**EXERCISE TASK**
Copy the free patterns thread from "You have to" to "crochet. Thank you!", putting "designs" in place of "patterns" each time it appears.

##### TEXT PASSAGE #####

# Free patterns



## Lolly12 (Oct 10, 2012)

Don't know if this site has been posted.Nice patterns

http://www.elann.com/commerce.web/product_freepatterns.aspx


----------



## Sallyannie (Jan 4, 2012)

I've not seen this site before, some great patterns. Thanks for sharing!


----------



## LadyBecket (Jun 26, 2012)

You have to join but it is free and they have loads of fabulous patterns!! Thank you!!!


----------



## vayankee (May 5, 2011)

Some beautiful patterns here both knit and crochet. Thank you!


----------



## pommom2 (Jul 9, 2012)

They also have good prices on yarn


----------



## Hannelore (Oct 26, 2011)

Wow some really nice patterns. Thanks for the site.


----------



## cwknitnut (Nov 16, 2011)

Oh, yeah! I drool here quite often!



Lolly12 said:


> Don't know if this site has been posted.Nice patterns
> 
> http://www.elann.com/commerce.web/product_freepatterns.aspx


----------



## Madjesty (Jul 26, 2012)

I joined this before but had forgotten about them, thank you.

##### GIVEN INFORMATION #####

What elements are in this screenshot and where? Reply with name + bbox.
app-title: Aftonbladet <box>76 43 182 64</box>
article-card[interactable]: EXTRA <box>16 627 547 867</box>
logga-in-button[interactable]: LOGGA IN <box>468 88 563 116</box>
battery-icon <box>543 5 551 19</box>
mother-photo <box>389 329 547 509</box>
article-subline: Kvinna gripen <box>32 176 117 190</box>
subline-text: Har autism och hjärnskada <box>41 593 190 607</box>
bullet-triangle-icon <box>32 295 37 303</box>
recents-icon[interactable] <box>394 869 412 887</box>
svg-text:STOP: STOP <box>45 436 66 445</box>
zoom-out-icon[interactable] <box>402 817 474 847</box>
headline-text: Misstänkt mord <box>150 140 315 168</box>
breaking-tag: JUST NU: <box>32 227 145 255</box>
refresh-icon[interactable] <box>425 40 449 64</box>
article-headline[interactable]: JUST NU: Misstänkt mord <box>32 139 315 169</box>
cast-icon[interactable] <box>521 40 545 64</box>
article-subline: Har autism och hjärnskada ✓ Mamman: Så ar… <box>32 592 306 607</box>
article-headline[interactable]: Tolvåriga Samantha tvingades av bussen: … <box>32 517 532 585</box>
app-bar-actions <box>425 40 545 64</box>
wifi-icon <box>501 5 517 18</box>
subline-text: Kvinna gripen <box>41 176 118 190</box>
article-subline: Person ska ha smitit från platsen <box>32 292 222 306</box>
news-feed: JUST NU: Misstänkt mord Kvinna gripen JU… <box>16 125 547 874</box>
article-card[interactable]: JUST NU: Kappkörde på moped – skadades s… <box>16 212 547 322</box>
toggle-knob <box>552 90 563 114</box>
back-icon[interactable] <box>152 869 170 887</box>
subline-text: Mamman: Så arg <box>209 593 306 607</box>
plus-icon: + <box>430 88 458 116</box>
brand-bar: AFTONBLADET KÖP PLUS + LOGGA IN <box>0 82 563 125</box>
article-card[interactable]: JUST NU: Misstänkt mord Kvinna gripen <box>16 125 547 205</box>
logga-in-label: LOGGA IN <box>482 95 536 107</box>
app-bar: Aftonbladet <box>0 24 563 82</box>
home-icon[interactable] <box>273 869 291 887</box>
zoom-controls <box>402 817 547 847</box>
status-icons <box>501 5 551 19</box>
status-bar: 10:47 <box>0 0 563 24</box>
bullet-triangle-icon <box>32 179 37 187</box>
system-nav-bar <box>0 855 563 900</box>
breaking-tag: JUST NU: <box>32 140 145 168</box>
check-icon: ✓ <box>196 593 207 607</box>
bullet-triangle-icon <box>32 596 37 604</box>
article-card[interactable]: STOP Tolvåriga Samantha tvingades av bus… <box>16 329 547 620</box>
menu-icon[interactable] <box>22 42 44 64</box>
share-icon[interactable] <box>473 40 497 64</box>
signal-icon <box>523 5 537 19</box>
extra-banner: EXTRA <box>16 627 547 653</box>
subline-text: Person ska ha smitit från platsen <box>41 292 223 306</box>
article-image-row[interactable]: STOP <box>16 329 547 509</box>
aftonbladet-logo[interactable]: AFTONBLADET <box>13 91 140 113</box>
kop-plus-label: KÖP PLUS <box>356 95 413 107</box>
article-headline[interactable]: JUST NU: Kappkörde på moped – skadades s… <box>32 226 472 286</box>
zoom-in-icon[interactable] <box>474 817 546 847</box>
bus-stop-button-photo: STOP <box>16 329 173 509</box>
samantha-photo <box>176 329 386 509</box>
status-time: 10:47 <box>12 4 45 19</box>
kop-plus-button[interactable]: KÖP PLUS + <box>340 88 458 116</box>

#####

**COMPLETE OUTPUT**
You have to join but it is free and they have loads of fabulous designs!! Thank you!!!


----------



## vayankee (May 5, 2011)

Some beautiful designs here both knit and crochet. Thank you!